## Aim
Make an exact copy of the entries below.

[BEGIN]

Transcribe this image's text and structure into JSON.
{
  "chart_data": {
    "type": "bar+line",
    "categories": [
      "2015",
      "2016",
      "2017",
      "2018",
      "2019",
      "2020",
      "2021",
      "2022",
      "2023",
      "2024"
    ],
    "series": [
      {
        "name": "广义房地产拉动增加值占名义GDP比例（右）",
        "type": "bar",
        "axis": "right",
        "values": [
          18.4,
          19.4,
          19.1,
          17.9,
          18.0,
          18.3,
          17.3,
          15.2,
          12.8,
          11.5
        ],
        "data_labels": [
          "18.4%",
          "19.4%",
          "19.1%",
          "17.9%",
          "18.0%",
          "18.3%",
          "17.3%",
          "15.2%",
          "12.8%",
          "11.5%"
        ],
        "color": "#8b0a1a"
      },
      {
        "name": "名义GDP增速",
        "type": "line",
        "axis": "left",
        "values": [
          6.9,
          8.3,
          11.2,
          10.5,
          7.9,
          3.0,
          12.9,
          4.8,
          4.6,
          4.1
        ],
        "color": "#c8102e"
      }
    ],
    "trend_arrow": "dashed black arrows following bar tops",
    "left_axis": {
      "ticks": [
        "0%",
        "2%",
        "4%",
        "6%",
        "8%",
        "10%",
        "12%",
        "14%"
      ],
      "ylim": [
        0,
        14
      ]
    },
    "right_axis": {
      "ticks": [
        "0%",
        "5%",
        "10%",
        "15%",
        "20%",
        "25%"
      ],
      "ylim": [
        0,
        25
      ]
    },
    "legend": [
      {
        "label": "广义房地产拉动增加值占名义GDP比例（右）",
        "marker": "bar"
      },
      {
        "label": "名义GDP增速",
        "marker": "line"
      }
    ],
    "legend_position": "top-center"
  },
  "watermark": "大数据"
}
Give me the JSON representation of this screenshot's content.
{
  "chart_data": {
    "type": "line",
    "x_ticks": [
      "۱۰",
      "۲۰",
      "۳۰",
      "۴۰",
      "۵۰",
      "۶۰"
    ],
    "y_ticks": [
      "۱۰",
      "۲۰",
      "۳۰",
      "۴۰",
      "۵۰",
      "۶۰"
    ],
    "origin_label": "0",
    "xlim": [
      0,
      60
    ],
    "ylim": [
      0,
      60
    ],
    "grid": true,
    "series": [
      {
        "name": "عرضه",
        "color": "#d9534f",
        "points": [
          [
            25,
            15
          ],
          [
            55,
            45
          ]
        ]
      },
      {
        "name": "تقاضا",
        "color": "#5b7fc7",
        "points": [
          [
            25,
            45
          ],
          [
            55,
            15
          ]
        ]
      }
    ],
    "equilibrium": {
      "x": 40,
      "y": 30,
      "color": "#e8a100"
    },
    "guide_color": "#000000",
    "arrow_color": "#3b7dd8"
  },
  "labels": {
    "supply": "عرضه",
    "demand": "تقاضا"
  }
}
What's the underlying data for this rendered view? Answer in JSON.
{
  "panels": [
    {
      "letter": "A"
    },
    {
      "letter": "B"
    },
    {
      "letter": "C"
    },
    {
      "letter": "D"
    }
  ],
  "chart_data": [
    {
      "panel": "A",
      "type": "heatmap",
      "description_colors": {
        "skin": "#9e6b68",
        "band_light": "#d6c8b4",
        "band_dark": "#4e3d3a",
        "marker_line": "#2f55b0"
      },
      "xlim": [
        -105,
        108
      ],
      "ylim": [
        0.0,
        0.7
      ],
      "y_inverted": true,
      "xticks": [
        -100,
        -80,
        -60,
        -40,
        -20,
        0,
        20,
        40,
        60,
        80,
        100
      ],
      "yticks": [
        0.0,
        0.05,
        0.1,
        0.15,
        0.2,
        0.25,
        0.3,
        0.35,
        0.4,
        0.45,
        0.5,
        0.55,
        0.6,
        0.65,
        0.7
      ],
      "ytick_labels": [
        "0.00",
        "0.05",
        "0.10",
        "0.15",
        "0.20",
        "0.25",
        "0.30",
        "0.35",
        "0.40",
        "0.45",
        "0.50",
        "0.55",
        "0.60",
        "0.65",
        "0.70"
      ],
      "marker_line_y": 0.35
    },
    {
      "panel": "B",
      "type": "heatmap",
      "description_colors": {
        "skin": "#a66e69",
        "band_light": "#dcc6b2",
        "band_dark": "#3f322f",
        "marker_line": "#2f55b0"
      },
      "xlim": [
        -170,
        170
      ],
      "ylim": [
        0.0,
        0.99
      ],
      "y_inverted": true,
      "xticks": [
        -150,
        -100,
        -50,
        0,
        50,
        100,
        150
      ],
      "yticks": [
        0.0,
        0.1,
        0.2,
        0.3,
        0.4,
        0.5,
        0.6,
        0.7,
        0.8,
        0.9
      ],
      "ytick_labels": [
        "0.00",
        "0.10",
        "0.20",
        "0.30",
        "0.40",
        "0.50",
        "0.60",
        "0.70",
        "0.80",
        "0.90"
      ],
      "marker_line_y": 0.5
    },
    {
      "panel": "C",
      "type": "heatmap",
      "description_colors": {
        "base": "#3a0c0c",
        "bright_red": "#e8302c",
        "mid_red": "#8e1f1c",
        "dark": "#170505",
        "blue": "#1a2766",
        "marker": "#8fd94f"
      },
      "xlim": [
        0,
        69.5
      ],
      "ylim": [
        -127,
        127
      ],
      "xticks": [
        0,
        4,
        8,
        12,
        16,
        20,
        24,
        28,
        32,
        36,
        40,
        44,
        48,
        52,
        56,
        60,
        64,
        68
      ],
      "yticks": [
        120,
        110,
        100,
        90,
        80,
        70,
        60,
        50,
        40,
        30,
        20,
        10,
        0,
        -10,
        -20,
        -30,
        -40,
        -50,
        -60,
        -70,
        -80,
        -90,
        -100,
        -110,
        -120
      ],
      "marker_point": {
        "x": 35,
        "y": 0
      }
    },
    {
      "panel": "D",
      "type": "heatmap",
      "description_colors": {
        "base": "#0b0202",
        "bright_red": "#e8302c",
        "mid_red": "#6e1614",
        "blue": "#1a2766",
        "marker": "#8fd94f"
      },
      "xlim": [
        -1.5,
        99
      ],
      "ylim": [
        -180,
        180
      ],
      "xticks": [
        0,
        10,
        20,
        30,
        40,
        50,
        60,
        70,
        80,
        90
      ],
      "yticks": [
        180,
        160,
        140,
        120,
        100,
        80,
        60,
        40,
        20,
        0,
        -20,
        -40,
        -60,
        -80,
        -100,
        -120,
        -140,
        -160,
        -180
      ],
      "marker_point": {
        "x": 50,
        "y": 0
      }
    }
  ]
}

[END]

## Task response
Transcribe this image's text and structure into JSON.
{
  "chart_data": {
    "type": "bar+line",
    "categories": [
      "2015",
      "2016",
      "2017",
      "2018",
      "2019",
      "2020",
      "2021",
      "2022",
      "2023",
      "2024"
    ],
    "series": [
      {
        "name": "广义房地产拉动增加值占名义GDP比例（右）",
        "type": "bar",
        "axis": "right",
        "values": [
          18.4,
          19.4,
          19.1,
          17.9,
          18.0,
          18.3,
          17.3,
          15.2,
          12.8,
          11.5
        ],
        "data_labels": [
          "18.4%",
          "19.4%",
          "19.1%",
          "17.9%",
          "18.0%",
          "18.3%",
          "17.3%",
          "15.2%",
          "12.8%",
          "11.5%"
        ],
        "color": "#8b0a1a"
      },
      {
        "name": "名义GDP增速",
        "type": "line",
        "axis": "left",
        "values": [
          6.9,
          8.3,
          11.2,
          10.5,
          7.9,
          3.0,
          12.9,
          4.8,
          4.6,
          4.1
        ],
        "color": "#c8102e"
      }
    ],
    "trend_arrow": "dashed black arrows following bar tops",
    "left_axis": {
      "ticks": [
        "0%",
        "2%",
        "4%",
        "6%",
        "8%",
        "10%",
        "12%",
        "14%"
      ],
      "ylim": [
        0,
        14
      ]
    },
    "right_axis": {
      "ticks": [
        "0%",
        "5%",
        "10%",
        "15%",
        "20%",
        "25%"
      ],
      "ylim": [
        0,
        25
      ]
    },
    "legend": [
      {
        "label": "广义房地产拉动增加值占名义GDP比例（右）",
        "marker": "bar"
      },
      {
        "label": "名义GDP增速",
        "marker": "line"
      }
    ],
    "legend_position": "top-center"
  },
  "watermark": "大数据"
}
Give me the JSON representation of this screenshot's content.
{
  "chart_data": {
    "type": "line",
    "x_ticks": [
      "۱۰",
      "۲۰",
      "۳۰",
      "۴۰",
      "۵۰",
      "۶۰"
    ],
    "y_ticks": [
      "۱۰",
      "۲۰",
      "۳۰",
      "۴۰",
      "۵۰",
      "۶۰"
    ],
    "origin_label": "0",
    "xlim": [
      0,
      60
    ],
    "ylim": [
      0,
      60
    ],
    "grid": true,
    "series": [
      {
        "name": "عرضه",
        "color": "#d9534f",
        "points": [
          [
            25,
            15
          ],
          [
            55,
            45
          ]
        ]
      },
      {
        "name": "تقاضا",
        "color": "#5b7fc7",
        "points": [
          [
            25,
            45
          ],
          [
            55,
            15
          ]
        ]
      }
    ],
    "equilibrium": {
      "x": 40,
      "y": 30,
      "color": "#e8a100"
    },
    "guide_color": "#000000",
    "arrow_color": "#3b7dd8"
  },
  "labels": {
    "supply": "عرضه",
    "demand": "تقاضا"
  }
}
What's the underlying data for this rendered view? Answer in JSON.
{
  "panels": [
    {
      "letter": "A"
    },
    {
      "letter": "B"
    },
    {
      "letter": "C"
    },
    {
      "letter": "D"
    }
  ],
  "chart_data": [
    {
      "panel": "A",
      "type": "heatmap",
      "description_colors": {
        "skin": "#9e6b68",
        "band_light": "#d6c8b4",
        "band_dark": "#4e3d3a",
        "marker_line": "#2f55b0"
      },
      "xlim": [
        -105,
        108
      ],
      "ylim": [
        0.0,
        0.7
      ],
      "y_inverted": true,
      "xticks": [
        -100,
        -80,
        -60,
        -40,
        -20,
        0,
        20,
        40,
        60,
        80,
        100
      ],
      "yticks": [
        0.0,
        0.05,
        0.1,
        0.15,
        0.2,
        0.25,
        0.3,
        0.35,
        0.4,
        0.45,
        0.5,
        0.55,
        0.6,
        0.65,
        0.7
      ],
      "ytick_labels": [
        "0.00",
        "0.05",
        "0.10",
        "0.15",
        "0.20",
        "0.25",
        "0.30",
        "0.35",
        "0.40",
        "0.45",
        "0.50",
        "0.55",
        "0.60",
        "0.65",
        "0.70"
      ],
      "marker_line_y": 0.35
    },
    {
      "panel": "B",
      "type": "heatmap",
      "description_colors": {
        "skin": "#a66e69",
        "band_light": "#dcc6b2",
        "band_dark": "#3f322f",
        "marker_line": "#2f55b0"
      },
      "xlim": [
        -170,
        170
      ],
      "ylim": [
        0.0,
        0.99
      ],
      "y_inverted": true,
      "xticks": [
        -150,
        -100,
        -50,
        0,
        50,
        100,
        150
      ],
      "yticks": [
        0.0,
        0.1,
        0.2,
        0.3,
        0.4,
        0.5,
        0.6,
        0.7,
        0.8,
        0.9
      ],
      "ytick_labels": [
        "0.00",
        "0.10",
        "0.20",
        "0.30",
        "0.40",
        "0.50",
        "0.60",
        "0.70",
        "0.80",
        "0.90"
      ],
      "marker_line_y": 0.5
    },
    {
      "panel": "C",
      "type": "heatmap",
      "description_colors": {
        "base": "#3a0c0c",
        "bright_red": "#e8302c",
        "mid_red": "#8e1f1c",
        "dark": "#170505",
        "blue": "#1a2766",
        "marker": "#8fd94f"
      },
      "xlim": [
        0,
        69.5
      ],
      "ylim": [
        -127,
        127
      ],
      "xticks": [
        0,
        4,
        8,
        12,
        16,
        20,
        24,
        28,
        32,
        36,
        40,
        44,
        48,
        52,
        56,
        60,
        64,
        68
      ],
      "yticks": [
        120,
        110,
        100,
        90,
        80,
        70,
        60,
        50,
        40,
        30,
        20,
        10,
        0,
        -10,
        -20,
        -30,
        -40,
        -50,
        -60,
        -70,
        -80,
        -90,
        -100,
        -110,
        -120
      ],
      "marker_point": {
        "x": 35,
        "y": 0
      }
    },
    {
      "panel": "D",
      "type": "heatmap",
      "description_colors": {
        "base": "#0b0202",
        "bright_red": "#e8302c",
        "mid_red": "#6e1614",
        "blue": "#1a2766",
        "marker": "#8fd94f"
      },
      "xlim": [
        -1.5,
        99
      ],
      "ylim": [
        -180,
        180
      ],
      "xticks": [
        0,
        10,
        20,
        30,
        40,
        50,
        60,
        70,
        80,
        90
      ],
      "yticks": [
        180,
        160,
        140,
        120,
        100,
        80,
        60,
        40,
        20,
        0,
        -20,
        -40,
        -60,
        -80,
        -100,
        -120,
        -140,
        -160,
        -180
      ],
      "marker_point": {
        "x": 50,
        "y": 0
      }
    }
  ]
}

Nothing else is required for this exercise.